(Data items)
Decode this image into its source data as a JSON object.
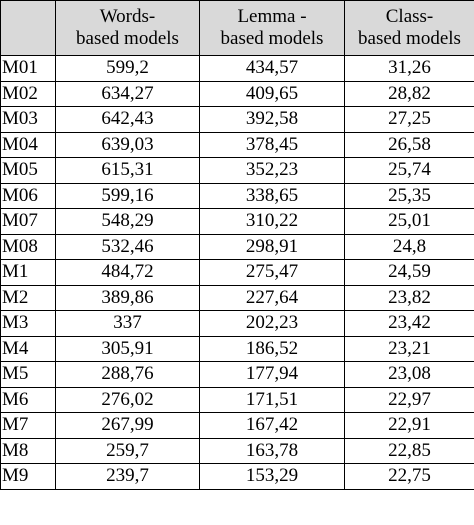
{
  "table": {
    "headers": [
      {
        "line1": "Words-",
        "line2": "based models"
      },
      {
        "line1": "Lemma -",
        "line2": "based models"
      },
      {
        "line1": "Class-",
        "line2": "based models"
      }
    ],
    "rows": [
      {
        "label": "M01",
        "words": "599,2",
        "lemma": "434,57",
        "class": "31,26"
      },
      {
        "label": "M02",
        "words": "634,27",
        "lemma": "409,65",
        "class": "28,82"
      },
      {
        "label": "M03",
        "words": "642,43",
        "lemma": "392,58",
        "class": "27,25"
      },
      {
        "label": "M04",
        "words": "639,03",
        "lemma": "378,45",
        "class": "26,58"
      },
      {
        "label": "M05",
        "words": "615,31",
        "lemma": "352,23",
        "class": "25,74"
      },
      {
        "label": "M06",
        "words": "599,16",
        "lemma": "338,65",
        "class": "25,35"
      },
      {
        "label": "M07",
        "words": "548,29",
        "lemma": "310,22",
        "class": "25,01"
      },
      {
        "label": "M08",
        "words": "532,46",
        "lemma": "298,91",
        "class": "24,8"
      },
      {
        "label": "M1",
        "words": "484,72",
        "lemma": "275,47",
        "class": "24,59"
      },
      {
        "label": "M2",
        "words": "389,86",
        "lemma": "227,64",
        "class": "23,82"
      },
      {
        "label": "M3",
        "words": "337",
        "lemma": "202,23",
        "class": "23,42"
      },
      {
        "label": "M4",
        "words": "305,91",
        "lemma": "186,52",
        "class": "23,21"
      },
      {
        "label": "M5",
        "words": "288,76",
        "lemma": "177,94",
        "class": "23,08"
      },
      {
        "label": "M6",
        "words": "276,02",
        "lemma": "171,51",
        "class": "22,97"
      },
      {
        "label": "M7",
        "words": "267,99",
        "lemma": "167,42",
        "class": "22,91"
      },
      {
        "label": "M8",
        "words": "259,7",
        "lemma": "163,78",
        "class": "22,85"
      },
      {
        "label": "M9",
        "words": "239,7",
        "lemma": "153,29",
        "class": "22,75"
      }
    ]
  }
}
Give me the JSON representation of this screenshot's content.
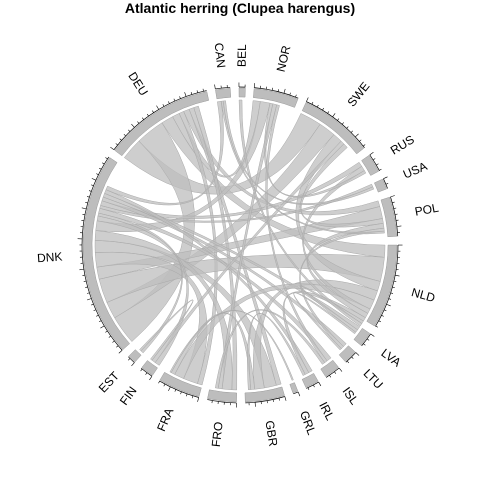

Your instructions: Copy out every line of the material above exactly, skipping the pictures.

Full output:
Decode this image into its source data as a JSON object.
{
  "table": {
    "headers": [
      {
        "line1": "Words-",
        "line2": "based models"
      },
      {
        "line1": "Lemma -",
        "line2": "based models"
      },
      {
        "line1": "Class-",
        "line2": "based models"
      }
    ],
    "rows": [
      {
        "label": "M01",
        "words": "599,2",
        "lemma": "434,57",
        "class": "31,26"
      },
      {
        "label": "M02",
        "words": "634,27",
        "lemma": "409,65",
        "class": "28,82"
      },
      {
        "label": "M03",
        "words": "642,43",
        "lemma": "392,58",
        "class": "27,25"
      },
      {
        "label": "M04",
        "words": "639,03",
        "lemma": "378,45",
        "class": "26,58"
      },
      {
        "label": "M05",
        "words": "615,31",
        "lemma": "352,23",
        "class": "25,74"
      },
      {
        "label": "M06",
        "words": "599,16",
        "lemma": "338,65",
        "class": "25,35"
      },
      {
        "label": "M07",
        "words": "548,29",
        "lemma": "310,22",
        "class": "25,01"
      },
      {
        "label": "M08",
        "words": "532,46",
        "lemma": "298,91",
        "class": "24,8"
      },
      {
        "label": "M1",
        "words": "484,72",
        "lemma": "275,47",
        "class": "24,59"
      },
      {
        "label": "M2",
        "words": "389,86",
        "lemma": "227,64",
        "class": "23,82"
      },
      {
        "label": "M3",
        "words": "337",
        "lemma": "202,23",
        "class": "23,42"
      },
      {
        "label": "M4",
        "words": "305,91",
        "lemma": "186,52",
        "class": "23,21"
      },
      {
        "label": "M5",
        "words": "288,76",
        "lemma": "177,94",
        "class": "23,08"
      },
      {
        "label": "M6",
        "words": "276,02",
        "lemma": "171,51",
        "class": "22,97"
      },
      {
        "label": "M7",
        "words": "267,99",
        "lemma": "167,42",
        "class": "22,91"
      },
      {
        "label": "M8",
        "words": "259,7",
        "lemma": "163,78",
        "class": "22,85"
      },
      {
        "label": "M9",
        "words": "239,7",
        "lemma": "153,29",
        "class": "22,75"
      }
    ]
  }
}
Give me the JSON representation of this screenshot's content.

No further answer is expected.